Extracted records:
★ ★ ★ ★
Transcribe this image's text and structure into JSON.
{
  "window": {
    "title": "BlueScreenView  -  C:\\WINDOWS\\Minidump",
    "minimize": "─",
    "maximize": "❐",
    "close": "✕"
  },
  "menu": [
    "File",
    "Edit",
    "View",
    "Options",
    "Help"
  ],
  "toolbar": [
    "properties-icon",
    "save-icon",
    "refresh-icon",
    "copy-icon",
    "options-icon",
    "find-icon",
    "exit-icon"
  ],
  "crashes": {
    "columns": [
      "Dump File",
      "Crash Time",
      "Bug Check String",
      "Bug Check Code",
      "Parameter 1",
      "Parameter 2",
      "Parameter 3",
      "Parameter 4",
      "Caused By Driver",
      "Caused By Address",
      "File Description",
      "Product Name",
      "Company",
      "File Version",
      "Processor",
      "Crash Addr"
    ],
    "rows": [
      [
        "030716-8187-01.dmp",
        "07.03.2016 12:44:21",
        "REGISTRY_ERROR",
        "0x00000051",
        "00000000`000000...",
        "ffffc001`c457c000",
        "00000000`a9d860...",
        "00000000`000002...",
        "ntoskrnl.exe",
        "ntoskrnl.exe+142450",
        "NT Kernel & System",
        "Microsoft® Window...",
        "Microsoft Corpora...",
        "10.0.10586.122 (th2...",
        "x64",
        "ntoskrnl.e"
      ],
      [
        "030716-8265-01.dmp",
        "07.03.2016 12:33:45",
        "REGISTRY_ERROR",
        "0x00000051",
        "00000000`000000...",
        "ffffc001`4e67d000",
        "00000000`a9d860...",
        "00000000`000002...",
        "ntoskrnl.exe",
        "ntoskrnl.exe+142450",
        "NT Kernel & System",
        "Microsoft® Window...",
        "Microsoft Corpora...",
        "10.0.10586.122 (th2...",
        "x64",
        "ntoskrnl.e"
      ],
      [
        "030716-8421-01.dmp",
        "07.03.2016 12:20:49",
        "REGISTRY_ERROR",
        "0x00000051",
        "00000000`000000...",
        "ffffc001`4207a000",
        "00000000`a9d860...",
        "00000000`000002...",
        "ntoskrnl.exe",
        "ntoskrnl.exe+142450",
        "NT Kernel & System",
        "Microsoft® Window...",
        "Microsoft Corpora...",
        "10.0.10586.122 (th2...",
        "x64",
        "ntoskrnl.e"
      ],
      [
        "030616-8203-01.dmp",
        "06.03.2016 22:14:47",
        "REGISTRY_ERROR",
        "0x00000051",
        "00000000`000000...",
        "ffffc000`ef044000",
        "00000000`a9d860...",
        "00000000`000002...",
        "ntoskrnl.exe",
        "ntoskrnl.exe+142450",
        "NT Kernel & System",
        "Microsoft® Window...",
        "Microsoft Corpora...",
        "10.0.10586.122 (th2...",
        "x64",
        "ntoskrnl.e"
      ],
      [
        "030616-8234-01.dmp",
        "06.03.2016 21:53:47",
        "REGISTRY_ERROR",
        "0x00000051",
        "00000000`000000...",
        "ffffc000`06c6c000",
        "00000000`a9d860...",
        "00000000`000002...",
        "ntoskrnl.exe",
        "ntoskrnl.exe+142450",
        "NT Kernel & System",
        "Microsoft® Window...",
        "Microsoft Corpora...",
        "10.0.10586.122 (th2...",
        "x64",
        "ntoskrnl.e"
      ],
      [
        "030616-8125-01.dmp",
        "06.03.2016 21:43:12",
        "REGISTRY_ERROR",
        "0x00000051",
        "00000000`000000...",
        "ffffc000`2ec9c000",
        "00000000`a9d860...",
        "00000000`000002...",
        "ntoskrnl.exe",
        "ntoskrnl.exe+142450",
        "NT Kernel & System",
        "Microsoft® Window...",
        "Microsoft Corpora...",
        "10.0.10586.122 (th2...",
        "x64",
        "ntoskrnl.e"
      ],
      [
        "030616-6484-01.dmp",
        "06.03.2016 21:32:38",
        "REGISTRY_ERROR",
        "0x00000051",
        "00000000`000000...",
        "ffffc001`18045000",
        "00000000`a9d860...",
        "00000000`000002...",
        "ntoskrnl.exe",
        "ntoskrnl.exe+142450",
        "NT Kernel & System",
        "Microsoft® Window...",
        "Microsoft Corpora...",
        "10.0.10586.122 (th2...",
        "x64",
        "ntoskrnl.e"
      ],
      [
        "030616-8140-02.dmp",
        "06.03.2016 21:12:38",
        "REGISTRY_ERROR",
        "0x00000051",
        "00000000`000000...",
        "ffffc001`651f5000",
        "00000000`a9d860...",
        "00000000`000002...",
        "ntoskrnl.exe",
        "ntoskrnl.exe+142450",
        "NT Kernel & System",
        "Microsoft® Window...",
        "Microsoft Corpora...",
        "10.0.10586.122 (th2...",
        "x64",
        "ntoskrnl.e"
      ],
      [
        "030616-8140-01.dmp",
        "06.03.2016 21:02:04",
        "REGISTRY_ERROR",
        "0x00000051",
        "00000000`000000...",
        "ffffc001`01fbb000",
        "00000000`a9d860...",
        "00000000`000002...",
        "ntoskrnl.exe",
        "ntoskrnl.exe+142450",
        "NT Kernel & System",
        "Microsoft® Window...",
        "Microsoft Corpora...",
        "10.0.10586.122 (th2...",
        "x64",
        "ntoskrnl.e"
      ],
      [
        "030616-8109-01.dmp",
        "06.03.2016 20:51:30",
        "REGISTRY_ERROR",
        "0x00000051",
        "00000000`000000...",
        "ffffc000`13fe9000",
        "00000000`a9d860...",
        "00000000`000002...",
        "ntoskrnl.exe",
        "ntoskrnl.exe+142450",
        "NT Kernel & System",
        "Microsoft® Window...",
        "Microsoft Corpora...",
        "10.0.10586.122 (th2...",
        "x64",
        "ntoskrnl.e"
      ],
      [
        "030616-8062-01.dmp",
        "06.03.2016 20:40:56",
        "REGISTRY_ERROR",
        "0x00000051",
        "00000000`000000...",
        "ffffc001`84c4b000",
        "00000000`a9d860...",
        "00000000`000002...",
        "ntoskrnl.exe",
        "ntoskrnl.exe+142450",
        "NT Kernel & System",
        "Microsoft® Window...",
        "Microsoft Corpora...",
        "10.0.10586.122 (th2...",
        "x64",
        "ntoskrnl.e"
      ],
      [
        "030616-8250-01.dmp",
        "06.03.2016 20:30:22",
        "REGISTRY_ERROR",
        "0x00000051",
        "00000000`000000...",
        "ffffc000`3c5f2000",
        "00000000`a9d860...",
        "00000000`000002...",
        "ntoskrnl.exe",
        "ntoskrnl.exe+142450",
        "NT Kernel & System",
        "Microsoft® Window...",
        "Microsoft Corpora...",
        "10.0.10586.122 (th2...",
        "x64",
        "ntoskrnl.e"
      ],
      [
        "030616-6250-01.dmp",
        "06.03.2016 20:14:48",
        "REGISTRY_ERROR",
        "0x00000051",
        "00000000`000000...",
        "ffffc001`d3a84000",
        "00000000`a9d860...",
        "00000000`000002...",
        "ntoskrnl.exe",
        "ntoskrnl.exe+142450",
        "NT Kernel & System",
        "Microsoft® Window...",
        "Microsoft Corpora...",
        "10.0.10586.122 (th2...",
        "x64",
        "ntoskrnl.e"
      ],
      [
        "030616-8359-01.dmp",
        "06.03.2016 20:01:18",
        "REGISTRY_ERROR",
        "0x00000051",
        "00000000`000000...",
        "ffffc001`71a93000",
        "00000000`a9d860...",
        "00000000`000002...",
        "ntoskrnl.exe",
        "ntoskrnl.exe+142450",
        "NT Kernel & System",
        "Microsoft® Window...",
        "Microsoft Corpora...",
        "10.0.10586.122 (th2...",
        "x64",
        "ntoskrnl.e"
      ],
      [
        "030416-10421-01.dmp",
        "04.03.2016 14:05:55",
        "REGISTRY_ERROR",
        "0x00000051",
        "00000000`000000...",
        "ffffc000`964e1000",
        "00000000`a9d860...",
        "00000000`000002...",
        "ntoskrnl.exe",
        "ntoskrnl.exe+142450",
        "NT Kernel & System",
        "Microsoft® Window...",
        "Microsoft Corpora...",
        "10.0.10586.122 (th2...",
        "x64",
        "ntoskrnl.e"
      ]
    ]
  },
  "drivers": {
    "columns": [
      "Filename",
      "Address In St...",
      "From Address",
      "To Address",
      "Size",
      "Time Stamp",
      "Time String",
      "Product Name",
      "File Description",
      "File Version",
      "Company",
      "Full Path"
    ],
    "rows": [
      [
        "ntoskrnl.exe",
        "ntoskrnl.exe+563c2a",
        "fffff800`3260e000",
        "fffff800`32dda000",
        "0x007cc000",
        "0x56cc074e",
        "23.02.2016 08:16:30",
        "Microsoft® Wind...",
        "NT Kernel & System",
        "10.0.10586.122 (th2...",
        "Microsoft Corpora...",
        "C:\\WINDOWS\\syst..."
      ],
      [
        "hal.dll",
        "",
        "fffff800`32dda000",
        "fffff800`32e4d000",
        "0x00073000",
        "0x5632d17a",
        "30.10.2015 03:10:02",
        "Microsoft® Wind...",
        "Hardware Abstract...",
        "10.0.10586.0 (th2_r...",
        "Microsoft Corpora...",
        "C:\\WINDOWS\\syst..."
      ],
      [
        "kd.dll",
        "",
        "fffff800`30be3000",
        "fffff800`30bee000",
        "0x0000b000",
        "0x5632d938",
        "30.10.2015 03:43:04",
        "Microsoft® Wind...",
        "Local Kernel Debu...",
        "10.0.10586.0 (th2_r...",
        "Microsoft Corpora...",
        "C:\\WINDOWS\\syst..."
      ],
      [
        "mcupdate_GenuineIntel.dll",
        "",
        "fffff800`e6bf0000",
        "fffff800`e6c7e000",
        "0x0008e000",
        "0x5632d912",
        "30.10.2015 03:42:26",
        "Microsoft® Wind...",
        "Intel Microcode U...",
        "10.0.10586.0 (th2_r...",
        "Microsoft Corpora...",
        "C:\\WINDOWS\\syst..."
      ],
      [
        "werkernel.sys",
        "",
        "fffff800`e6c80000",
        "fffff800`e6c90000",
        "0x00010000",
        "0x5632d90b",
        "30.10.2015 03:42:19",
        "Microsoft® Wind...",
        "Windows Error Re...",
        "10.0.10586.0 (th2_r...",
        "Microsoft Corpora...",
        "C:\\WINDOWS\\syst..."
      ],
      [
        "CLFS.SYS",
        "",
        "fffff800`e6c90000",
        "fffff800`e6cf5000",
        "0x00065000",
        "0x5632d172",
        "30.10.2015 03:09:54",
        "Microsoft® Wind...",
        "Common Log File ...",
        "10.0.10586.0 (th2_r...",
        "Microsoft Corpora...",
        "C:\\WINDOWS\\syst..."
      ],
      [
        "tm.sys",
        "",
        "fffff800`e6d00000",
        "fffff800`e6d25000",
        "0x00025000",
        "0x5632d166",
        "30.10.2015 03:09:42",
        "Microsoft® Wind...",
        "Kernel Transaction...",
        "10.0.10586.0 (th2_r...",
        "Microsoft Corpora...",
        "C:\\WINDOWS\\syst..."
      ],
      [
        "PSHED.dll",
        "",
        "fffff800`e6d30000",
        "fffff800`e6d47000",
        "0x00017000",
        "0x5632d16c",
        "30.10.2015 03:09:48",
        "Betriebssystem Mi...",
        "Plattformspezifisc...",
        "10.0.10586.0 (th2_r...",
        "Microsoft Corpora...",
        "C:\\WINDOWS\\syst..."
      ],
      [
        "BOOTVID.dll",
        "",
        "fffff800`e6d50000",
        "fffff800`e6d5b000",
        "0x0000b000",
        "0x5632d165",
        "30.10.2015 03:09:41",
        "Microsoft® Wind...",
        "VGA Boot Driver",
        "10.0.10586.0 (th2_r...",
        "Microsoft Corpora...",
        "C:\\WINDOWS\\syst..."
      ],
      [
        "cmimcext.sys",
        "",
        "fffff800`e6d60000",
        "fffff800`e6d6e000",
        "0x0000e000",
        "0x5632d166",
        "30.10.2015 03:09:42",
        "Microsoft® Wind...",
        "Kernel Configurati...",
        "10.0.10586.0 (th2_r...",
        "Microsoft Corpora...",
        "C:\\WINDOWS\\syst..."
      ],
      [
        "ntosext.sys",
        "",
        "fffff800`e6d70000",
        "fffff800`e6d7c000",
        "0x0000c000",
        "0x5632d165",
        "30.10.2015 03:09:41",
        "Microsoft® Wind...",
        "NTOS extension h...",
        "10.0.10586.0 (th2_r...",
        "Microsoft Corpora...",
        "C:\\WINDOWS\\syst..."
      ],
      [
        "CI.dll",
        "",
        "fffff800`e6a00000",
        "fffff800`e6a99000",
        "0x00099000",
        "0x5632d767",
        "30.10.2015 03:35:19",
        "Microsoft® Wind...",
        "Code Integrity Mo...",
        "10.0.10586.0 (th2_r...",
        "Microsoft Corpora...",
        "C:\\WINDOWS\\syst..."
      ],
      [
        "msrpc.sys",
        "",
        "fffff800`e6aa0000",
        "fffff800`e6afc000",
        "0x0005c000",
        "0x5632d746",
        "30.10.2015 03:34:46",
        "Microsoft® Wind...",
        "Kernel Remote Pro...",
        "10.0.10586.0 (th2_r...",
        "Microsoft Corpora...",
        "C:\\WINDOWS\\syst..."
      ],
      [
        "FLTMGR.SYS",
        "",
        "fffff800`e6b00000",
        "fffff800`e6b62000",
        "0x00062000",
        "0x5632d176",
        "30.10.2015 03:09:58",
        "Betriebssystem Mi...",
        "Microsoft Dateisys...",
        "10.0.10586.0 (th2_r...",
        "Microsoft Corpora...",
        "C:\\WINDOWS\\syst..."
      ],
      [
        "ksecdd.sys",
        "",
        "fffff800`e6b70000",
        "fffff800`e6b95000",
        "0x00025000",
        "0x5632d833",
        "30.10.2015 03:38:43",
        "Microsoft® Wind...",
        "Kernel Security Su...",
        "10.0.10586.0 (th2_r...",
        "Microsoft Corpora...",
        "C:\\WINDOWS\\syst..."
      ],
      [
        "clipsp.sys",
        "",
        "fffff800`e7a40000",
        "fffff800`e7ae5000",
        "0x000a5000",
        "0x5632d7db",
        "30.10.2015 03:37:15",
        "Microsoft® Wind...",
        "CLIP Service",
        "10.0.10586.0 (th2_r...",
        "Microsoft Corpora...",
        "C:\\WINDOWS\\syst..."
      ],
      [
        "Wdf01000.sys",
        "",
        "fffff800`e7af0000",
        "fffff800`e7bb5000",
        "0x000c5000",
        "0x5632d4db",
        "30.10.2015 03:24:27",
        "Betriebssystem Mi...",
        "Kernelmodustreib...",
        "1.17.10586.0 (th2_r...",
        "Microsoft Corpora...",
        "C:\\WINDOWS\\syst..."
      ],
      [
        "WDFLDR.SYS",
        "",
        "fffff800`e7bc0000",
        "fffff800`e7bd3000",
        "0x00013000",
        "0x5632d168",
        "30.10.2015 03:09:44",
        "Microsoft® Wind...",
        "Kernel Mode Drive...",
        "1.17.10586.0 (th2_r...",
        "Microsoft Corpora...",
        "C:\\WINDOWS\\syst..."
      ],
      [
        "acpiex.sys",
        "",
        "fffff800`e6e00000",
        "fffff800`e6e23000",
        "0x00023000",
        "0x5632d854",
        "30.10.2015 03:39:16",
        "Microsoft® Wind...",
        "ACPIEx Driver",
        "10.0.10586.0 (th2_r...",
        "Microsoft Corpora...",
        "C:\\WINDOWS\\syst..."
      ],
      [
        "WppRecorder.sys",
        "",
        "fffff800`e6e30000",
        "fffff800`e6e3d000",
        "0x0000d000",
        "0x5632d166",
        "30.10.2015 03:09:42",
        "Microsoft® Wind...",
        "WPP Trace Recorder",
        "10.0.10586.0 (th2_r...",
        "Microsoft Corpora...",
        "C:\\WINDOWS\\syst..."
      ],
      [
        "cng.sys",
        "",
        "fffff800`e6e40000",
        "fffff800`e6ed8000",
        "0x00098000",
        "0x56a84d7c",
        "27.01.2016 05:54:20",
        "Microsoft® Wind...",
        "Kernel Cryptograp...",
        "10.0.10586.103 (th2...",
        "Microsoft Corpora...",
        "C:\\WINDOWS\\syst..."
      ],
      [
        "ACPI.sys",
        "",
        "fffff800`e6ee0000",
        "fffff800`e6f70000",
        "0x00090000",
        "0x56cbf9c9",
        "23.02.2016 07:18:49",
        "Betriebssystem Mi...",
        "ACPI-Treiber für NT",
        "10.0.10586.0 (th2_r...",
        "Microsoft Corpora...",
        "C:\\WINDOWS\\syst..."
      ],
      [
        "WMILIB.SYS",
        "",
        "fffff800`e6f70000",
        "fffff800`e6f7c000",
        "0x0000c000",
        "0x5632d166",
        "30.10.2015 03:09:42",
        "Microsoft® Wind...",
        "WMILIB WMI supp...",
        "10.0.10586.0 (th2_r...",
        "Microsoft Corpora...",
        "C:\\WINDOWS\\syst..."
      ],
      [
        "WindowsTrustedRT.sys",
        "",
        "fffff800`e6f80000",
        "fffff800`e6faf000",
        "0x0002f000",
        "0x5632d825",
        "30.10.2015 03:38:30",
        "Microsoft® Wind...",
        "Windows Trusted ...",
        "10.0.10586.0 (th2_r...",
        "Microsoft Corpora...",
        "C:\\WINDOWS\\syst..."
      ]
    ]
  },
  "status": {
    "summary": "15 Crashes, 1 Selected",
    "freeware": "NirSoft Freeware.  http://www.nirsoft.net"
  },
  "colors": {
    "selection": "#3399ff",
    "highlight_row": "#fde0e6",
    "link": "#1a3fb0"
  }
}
★ ★ ★ ★
(What you need to do): Among the lines above, count those containing the word "icon" and give nothing but the result.

(Exercise output): 7